> **EXERCISE**
Give only the number of lines in these records that contain the word "left".

[Records that describe figures]
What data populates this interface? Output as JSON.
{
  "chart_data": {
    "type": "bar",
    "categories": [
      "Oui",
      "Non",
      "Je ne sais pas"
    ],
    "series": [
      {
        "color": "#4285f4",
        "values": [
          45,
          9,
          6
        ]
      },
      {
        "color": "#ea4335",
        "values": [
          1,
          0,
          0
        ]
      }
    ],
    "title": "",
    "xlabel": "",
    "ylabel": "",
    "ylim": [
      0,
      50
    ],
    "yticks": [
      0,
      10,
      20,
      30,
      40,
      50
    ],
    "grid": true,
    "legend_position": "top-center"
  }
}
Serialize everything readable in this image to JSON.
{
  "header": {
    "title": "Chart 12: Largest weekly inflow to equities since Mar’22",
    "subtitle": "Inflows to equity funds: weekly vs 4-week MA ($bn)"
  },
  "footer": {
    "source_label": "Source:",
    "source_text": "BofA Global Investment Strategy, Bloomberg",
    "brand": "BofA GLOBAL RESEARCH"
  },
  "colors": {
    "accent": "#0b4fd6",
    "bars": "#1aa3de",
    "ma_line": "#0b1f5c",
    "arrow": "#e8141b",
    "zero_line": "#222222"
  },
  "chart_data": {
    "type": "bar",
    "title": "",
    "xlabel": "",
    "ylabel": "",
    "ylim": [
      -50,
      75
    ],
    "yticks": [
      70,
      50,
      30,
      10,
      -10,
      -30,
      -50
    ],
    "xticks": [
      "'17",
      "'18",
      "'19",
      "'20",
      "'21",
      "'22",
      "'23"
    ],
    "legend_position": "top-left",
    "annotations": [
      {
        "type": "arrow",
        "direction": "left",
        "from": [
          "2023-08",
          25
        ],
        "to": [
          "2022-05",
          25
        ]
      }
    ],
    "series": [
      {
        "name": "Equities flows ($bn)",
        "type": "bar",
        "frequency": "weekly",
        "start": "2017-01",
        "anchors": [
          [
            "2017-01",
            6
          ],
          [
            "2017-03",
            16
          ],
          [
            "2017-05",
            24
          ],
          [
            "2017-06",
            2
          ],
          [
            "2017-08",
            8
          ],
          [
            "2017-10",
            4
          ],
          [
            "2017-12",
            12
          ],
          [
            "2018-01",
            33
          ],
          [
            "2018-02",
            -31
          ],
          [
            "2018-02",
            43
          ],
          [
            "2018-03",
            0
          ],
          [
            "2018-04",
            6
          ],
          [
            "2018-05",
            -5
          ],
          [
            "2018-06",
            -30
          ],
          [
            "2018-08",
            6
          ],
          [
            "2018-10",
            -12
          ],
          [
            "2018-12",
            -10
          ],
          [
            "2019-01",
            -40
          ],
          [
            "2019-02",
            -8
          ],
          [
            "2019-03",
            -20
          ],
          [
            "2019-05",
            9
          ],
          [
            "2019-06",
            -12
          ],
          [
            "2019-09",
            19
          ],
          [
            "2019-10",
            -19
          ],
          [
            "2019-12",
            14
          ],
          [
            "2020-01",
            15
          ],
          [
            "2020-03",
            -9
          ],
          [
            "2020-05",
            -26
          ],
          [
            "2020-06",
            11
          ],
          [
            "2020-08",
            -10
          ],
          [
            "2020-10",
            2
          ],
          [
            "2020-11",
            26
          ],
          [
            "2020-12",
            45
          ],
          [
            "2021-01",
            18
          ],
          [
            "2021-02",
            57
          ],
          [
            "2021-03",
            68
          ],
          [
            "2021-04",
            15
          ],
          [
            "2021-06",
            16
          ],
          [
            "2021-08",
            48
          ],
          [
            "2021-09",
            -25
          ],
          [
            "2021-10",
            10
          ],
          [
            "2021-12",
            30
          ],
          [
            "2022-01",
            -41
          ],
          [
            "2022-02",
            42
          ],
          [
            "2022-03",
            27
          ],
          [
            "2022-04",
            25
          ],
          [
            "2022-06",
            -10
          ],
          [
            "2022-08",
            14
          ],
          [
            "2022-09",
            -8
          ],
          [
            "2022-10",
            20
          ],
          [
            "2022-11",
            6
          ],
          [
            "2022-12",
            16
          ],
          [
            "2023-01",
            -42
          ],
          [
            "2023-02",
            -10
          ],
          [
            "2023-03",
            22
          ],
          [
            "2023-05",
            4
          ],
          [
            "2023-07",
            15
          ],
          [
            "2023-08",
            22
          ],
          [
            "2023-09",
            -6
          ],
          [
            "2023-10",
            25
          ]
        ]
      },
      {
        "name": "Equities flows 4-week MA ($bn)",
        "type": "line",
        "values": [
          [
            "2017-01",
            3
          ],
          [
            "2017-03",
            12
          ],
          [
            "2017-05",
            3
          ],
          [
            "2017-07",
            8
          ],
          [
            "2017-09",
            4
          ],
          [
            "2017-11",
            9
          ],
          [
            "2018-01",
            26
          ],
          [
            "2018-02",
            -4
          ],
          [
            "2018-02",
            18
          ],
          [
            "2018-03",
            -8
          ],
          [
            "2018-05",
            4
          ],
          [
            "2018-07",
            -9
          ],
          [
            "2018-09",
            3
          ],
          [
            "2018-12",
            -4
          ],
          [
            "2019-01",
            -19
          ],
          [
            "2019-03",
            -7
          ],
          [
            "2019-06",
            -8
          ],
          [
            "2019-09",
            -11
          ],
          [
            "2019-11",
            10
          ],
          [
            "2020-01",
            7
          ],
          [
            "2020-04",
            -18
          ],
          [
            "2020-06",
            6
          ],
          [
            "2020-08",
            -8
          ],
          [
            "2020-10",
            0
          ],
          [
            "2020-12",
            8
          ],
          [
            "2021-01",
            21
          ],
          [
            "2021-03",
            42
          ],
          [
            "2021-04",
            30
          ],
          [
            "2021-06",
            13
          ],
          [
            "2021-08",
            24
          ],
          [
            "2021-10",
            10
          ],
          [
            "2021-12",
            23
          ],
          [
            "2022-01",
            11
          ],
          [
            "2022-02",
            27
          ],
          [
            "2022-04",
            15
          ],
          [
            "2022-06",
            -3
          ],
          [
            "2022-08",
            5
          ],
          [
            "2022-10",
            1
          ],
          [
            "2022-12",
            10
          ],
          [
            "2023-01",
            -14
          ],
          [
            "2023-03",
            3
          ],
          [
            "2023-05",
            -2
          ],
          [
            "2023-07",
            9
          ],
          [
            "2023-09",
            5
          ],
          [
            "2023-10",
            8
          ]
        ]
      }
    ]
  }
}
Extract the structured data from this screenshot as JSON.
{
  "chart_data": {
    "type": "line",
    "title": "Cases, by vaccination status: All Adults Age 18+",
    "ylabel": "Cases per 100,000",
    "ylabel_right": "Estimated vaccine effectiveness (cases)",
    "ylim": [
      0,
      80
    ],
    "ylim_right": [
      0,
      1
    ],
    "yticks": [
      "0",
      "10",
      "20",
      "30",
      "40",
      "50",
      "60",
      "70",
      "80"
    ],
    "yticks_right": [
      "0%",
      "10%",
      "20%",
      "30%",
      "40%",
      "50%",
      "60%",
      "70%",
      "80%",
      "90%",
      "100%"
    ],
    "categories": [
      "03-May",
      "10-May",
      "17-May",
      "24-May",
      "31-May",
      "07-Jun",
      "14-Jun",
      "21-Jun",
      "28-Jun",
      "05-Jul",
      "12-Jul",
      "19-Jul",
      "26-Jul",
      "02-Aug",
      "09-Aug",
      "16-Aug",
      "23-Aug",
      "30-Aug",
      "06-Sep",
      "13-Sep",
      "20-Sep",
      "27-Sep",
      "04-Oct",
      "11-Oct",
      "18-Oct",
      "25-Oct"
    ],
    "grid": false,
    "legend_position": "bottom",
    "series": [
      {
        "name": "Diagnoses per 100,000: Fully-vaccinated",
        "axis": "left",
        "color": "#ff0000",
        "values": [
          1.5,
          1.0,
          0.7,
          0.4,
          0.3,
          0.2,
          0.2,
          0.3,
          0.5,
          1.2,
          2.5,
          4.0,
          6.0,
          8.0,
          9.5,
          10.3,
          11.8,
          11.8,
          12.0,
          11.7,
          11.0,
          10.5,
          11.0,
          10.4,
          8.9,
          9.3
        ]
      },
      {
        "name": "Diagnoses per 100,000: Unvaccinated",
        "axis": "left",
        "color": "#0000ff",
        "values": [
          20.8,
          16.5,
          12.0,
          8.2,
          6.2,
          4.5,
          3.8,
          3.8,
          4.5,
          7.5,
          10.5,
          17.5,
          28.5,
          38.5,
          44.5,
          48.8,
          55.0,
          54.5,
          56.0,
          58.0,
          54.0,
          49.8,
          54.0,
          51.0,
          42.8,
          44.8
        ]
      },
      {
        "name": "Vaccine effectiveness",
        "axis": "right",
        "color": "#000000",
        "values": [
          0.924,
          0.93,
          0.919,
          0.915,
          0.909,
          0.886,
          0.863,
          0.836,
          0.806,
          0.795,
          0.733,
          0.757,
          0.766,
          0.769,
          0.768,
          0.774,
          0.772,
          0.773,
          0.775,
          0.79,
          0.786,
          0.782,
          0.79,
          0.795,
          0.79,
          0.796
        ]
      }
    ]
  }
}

> **EXPECTED ANSWER**
4